[DATASET EXCERPTS Boundary: Start]
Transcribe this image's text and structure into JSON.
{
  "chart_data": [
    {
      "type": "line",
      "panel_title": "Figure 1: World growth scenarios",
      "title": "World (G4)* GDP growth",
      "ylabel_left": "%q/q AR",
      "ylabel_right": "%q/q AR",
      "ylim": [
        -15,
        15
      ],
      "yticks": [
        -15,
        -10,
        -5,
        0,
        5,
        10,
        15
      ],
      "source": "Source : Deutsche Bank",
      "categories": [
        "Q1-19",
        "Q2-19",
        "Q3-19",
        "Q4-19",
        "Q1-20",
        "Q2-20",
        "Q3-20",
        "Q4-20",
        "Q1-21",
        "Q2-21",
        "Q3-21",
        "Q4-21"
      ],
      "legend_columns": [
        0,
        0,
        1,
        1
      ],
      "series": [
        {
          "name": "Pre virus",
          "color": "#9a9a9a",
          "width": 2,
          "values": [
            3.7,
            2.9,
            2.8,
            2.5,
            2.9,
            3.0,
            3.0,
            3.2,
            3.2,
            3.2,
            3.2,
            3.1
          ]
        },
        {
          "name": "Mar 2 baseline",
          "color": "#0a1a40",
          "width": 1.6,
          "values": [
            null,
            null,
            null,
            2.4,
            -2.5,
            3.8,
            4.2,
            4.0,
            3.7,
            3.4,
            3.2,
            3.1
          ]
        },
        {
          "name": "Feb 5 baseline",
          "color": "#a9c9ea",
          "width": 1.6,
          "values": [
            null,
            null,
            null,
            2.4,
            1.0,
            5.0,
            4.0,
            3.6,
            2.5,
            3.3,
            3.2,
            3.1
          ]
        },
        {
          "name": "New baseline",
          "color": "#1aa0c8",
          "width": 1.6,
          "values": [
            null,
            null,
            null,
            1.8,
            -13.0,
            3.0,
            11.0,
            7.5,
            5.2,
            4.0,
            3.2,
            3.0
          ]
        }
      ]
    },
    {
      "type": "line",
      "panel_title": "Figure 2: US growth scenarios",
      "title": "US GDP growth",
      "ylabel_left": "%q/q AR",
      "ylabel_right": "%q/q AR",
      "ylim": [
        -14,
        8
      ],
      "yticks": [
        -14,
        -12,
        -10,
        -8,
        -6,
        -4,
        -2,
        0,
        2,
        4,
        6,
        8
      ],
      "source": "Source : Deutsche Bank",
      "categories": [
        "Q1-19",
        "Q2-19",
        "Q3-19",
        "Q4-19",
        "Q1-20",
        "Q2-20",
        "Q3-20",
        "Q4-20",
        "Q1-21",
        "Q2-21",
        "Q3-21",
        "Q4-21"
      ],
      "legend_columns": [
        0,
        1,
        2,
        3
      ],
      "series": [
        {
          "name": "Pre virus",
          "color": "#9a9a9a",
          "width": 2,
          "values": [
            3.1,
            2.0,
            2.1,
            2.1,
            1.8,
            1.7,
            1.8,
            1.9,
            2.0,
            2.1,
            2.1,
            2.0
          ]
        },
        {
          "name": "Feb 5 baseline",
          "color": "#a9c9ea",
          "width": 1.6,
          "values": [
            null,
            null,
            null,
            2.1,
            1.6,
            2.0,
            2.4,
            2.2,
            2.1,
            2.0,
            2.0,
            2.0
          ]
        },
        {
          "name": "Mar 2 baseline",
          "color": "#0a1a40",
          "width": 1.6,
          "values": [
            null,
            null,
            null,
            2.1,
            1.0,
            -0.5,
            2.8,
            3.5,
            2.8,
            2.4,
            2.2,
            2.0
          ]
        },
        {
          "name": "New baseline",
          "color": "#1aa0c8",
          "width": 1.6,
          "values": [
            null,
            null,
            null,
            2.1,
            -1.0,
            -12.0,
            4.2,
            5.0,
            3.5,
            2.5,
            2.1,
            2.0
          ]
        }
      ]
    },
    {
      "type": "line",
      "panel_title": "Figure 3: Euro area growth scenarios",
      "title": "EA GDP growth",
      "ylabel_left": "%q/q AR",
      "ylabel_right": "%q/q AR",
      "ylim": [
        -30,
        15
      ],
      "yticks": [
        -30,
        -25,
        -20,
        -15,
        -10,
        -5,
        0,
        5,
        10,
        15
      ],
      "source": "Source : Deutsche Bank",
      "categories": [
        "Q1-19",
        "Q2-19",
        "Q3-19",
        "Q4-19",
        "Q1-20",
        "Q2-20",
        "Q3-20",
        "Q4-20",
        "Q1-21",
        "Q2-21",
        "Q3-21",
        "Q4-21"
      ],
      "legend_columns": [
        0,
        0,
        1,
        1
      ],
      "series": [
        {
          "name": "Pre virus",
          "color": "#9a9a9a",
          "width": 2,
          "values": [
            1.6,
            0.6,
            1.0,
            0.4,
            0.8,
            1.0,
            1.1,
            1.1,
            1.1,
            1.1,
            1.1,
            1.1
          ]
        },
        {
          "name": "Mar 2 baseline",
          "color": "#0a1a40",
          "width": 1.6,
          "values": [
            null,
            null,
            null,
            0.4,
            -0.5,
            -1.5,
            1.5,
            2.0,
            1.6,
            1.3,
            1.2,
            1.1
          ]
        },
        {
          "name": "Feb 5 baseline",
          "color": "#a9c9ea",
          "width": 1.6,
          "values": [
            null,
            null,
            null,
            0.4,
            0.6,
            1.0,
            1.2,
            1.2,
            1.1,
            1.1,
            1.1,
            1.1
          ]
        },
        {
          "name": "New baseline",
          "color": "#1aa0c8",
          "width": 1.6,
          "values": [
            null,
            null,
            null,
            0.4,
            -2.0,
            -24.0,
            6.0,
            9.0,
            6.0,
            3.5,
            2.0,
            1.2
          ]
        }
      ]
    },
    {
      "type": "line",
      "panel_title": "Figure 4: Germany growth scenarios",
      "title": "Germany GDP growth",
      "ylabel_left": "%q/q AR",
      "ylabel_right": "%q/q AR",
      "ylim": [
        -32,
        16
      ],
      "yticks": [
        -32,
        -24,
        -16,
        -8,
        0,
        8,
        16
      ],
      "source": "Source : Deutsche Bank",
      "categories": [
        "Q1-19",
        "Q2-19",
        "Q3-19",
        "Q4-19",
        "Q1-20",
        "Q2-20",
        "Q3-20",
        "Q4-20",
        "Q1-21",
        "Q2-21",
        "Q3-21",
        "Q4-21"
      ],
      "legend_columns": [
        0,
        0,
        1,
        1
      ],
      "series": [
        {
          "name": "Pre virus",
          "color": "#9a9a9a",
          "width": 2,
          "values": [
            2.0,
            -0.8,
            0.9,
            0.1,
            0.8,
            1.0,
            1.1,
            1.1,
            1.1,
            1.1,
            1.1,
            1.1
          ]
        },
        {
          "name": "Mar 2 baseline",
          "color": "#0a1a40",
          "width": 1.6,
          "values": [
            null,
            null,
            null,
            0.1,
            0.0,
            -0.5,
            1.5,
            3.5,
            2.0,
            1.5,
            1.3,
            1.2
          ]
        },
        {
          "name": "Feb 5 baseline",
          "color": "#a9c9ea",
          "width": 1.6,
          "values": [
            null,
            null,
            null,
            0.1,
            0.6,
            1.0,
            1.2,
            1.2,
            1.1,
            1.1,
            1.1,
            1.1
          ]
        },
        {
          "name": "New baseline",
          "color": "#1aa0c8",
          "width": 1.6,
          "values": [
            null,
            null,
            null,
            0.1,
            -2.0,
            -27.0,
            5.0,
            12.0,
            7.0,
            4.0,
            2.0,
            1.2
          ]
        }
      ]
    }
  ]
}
[DATASET EXCERPTS Boundary: End]
THE PROBLEM: Reproduce the whole listing without changing anything.

EXERCISE RESPONSE:
Transcribe this image's text and structure into JSON.
{
  "chart_data": [
    {
      "type": "line",
      "panel_title": "Figure 1: World growth scenarios",
      "title": "World (G4)* GDP growth",
      "ylabel_left": "%q/q AR",
      "ylabel_right": "%q/q AR",
      "ylim": [
        -15,
        15
      ],
      "yticks": [
        -15,
        -10,
        -5,
        0,
        5,
        10,
        15
      ],
      "source": "Source : Deutsche Bank",
      "categories": [
        "Q1-19",
        "Q2-19",
        "Q3-19",
        "Q4-19",
        "Q1-20",
        "Q2-20",
        "Q3-20",
        "Q4-20",
        "Q1-21",
        "Q2-21",
        "Q3-21",
        "Q4-21"
      ],
      "legend_columns": [
        0,
        0,
        1,
        1
      ],
      "series": [
        {
          "name": "Pre virus",
          "color": "#9a9a9a",
          "width": 2,
          "values": [
            3.7,
            2.9,
            2.8,
            2.5,
            2.9,
            3.0,
            3.0,
            3.2,
            3.2,
            3.2,
            3.2,
            3.1
          ]
        },
        {
          "name": "Mar 2 baseline",
          "color": "#0a1a40",
          "width": 1.6,
          "values": [
            null,
            null,
            null,
            2.4,
            -2.5,
            3.8,
            4.2,
            4.0,
            3.7,
            3.4,
            3.2,
            3.1
          ]
        },
        {
          "name": "Feb 5 baseline",
          "color": "#a9c9ea",
          "width": 1.6,
          "values": [
            null,
            null,
            null,
            2.4,
            1.0,
            5.0,
            4.0,
            3.6,
            2.5,
            3.3,
            3.2,
            3.1
          ]
        },
        {
          "name": "New baseline",
          "color": "#1aa0c8",
          "width": 1.6,
          "values": [
            null,
            null,
            null,
            1.8,
            -13.0,
            3.0,
            11.0,
            7.5,
            5.2,
            4.0,
            3.2,
            3.0
          ]
        }
      ]
    },
    {
      "type": "line",
      "panel_title": "Figure 2: US growth scenarios",
      "title": "US GDP growth",
      "ylabel_left": "%q/q AR",
      "ylabel_right": "%q/q AR",
      "ylim": [
        -14,
        8
      ],
      "yticks": [
        -14,
        -12,
        -10,
        -8,
        -6,
        -4,
        -2,
        0,
        2,
        4,
        6,
        8
      ],
      "source": "Source : Deutsche Bank",
      "categories": [
        "Q1-19",
        "Q2-19",
        "Q3-19",
        "Q4-19",
        "Q1-20",
        "Q2-20",
        "Q3-20",
        "Q4-20",
        "Q1-21",
        "Q2-21",
        "Q3-21",
        "Q4-21"
      ],
      "legend_columns": [
        0,
        1,
        2,
        3
      ],
      "series": [
        {
          "name": "Pre virus",
          "color": "#9a9a9a",
          "width": 2,
          "values": [
            3.1,
            2.0,
            2.1,
            2.1,
            1.8,
            1.7,
            1.8,
            1.9,
            2.0,
            2.1,
            2.1,
            2.0
          ]
        },
        {
          "name": "Feb 5 baseline",
          "color": "#a9c9ea",
          "width": 1.6,
          "values": [
            null,
            null,
            null,
            2.1,
            1.6,
            2.0,
            2.4,
            2.2,
            2.1,
            2.0,
            2.0,
            2.0
          ]
        },
        {
          "name": "Mar 2 baseline",
          "color": "#0a1a40",
          "width": 1.6,
          "values": [
            null,
            null,
            null,
            2.1,
            1.0,
            -0.5,
            2.8,
            3.5,
            2.8,
            2.4,
            2.2,
            2.0
          ]
        },
        {
          "name": "New baseline",
          "color": "#1aa0c8",
          "width": 1.6,
          "values": [
            null,
            null,
            null,
            2.1,
            -1.0,
            -12.0,
            4.2,
            5.0,
            3.5,
            2.5,
            2.1,
            2.0
          ]
        }
      ]
    },
    {
      "type": "line",
      "panel_title": "Figure 3: Euro area growth scenarios",
      "title": "EA GDP growth",
      "ylabel_left": "%q/q AR",
      "ylabel_right": "%q/q AR",
      "ylim": [
        -30,
        15
      ],
      "yticks": [
        -30,
        -25,
        -20,
        -15,
        -10,
        -5,
        0,
        5,
        10,
        15
      ],
      "source": "Source : Deutsche Bank",
      "categories": [
        "Q1-19",
        "Q2-19",
        "Q3-19",
        "Q4-19",
        "Q1-20",
        "Q2-20",
        "Q3-20",
        "Q4-20",
        "Q1-21",
        "Q2-21",
        "Q3-21",
        "Q4-21"
      ],
      "legend_columns": [
        0,
        0,
        1,
        1
      ],
      "series": [
        {
          "name": "Pre virus",
          "color": "#9a9a9a",
          "width": 2,
          "values": [
            1.6,
            0.6,
            1.0,
            0.4,
            0.8,
            1.0,
            1.1,
            1.1,
            1.1,
            1.1,
            1.1,
            1.1
          ]
        },
        {
          "name": "Mar 2 baseline",
          "color": "#0a1a40",
          "width": 1.6,
          "values": [
            null,
            null,
            null,
            0.4,
            -0.5,
            -1.5,
            1.5,
            2.0,
            1.6,
            1.3,
            1.2,
            1.1
          ]
        },
        {
          "name": "Feb 5 baseline",
          "color": "#a9c9ea",
          "width": 1.6,
          "values": [
            null,
            null,
            null,
            0.4,
            0.6,
            1.0,
            1.2,
            1.2,
            1.1,
            1.1,
            1.1,
            1.1
          ]
        },
        {
          "name": "New baseline",
          "color": "#1aa0c8",
          "width": 1.6,
          "values": [
            null,
            null,
            null,
            0.4,
            -2.0,
            -24.0,
            6.0,
            9.0,
            6.0,
            3.5,
            2.0,
            1.2
          ]
        }
      ]
    },
    {
      "type": "line",
      "panel_title": "Figure 4: Germany growth scenarios",
      "title": "Germany GDP growth",
      "ylabel_left": "%q/q AR",
      "ylabel_right": "%q/q AR",
      "ylim": [
        -32,
        16
      ],
      "yticks": [
        -32,
        -24,
        -16,
        -8,
        0,
        8,
        16
      ],
      "source": "Source : Deutsche Bank",
      "categories": [
        "Q1-19",
        "Q2-19",
        "Q3-19",
        "Q4-19",
        "Q1-20",
        "Q2-20",
        "Q3-20",
        "Q4-20",
        "Q1-21",
        "Q2-21",
        "Q3-21",
        "Q4-21"
      ],
      "legend_columns": [
        0,
        0,
        1,
        1
      ],
      "series": [
        {
          "name": "Pre virus",
          "color": "#9a9a9a",
          "width": 2,
          "values": [
            2.0,
            -0.8,
            0.9,
            0.1,
            0.8,
            1.0,
            1.1,
            1.1,
            1.1,
            1.1,
            1.1,
            1.1
          ]
        },
        {
          "name": "Mar 2 baseline",
          "color": "#0a1a40",
          "width": 1.6,
          "values": [
            null,
            null,
            null,
            0.1,
            0.0,
            -0.5,
            1.5,
            3.5,
            2.0,
            1.5,
            1.3,
            1.2
          ]
        },
        {
          "name": "Feb 5 baseline",
          "color": "#a9c9ea",
          "width": 1.6,
          "values": [
            null,
            null,
            null,
            0.1,
            0.6,
            1.0,
            1.2,
            1.2,
            1.1,
            1.1,
            1.1,
            1.1
          ]
        },
        {
          "name": "New baseline",
          "color": "#1aa0c8",
          "width": 1.6,
          "values": [
            null,
            null,
            null,
            0.1,
            -2.0,
            -27.0,
            5.0,
            12.0,
            7.0,
            4.0,
            2.0,
            1.2
          ]
        }
      ]
    }
  ]
}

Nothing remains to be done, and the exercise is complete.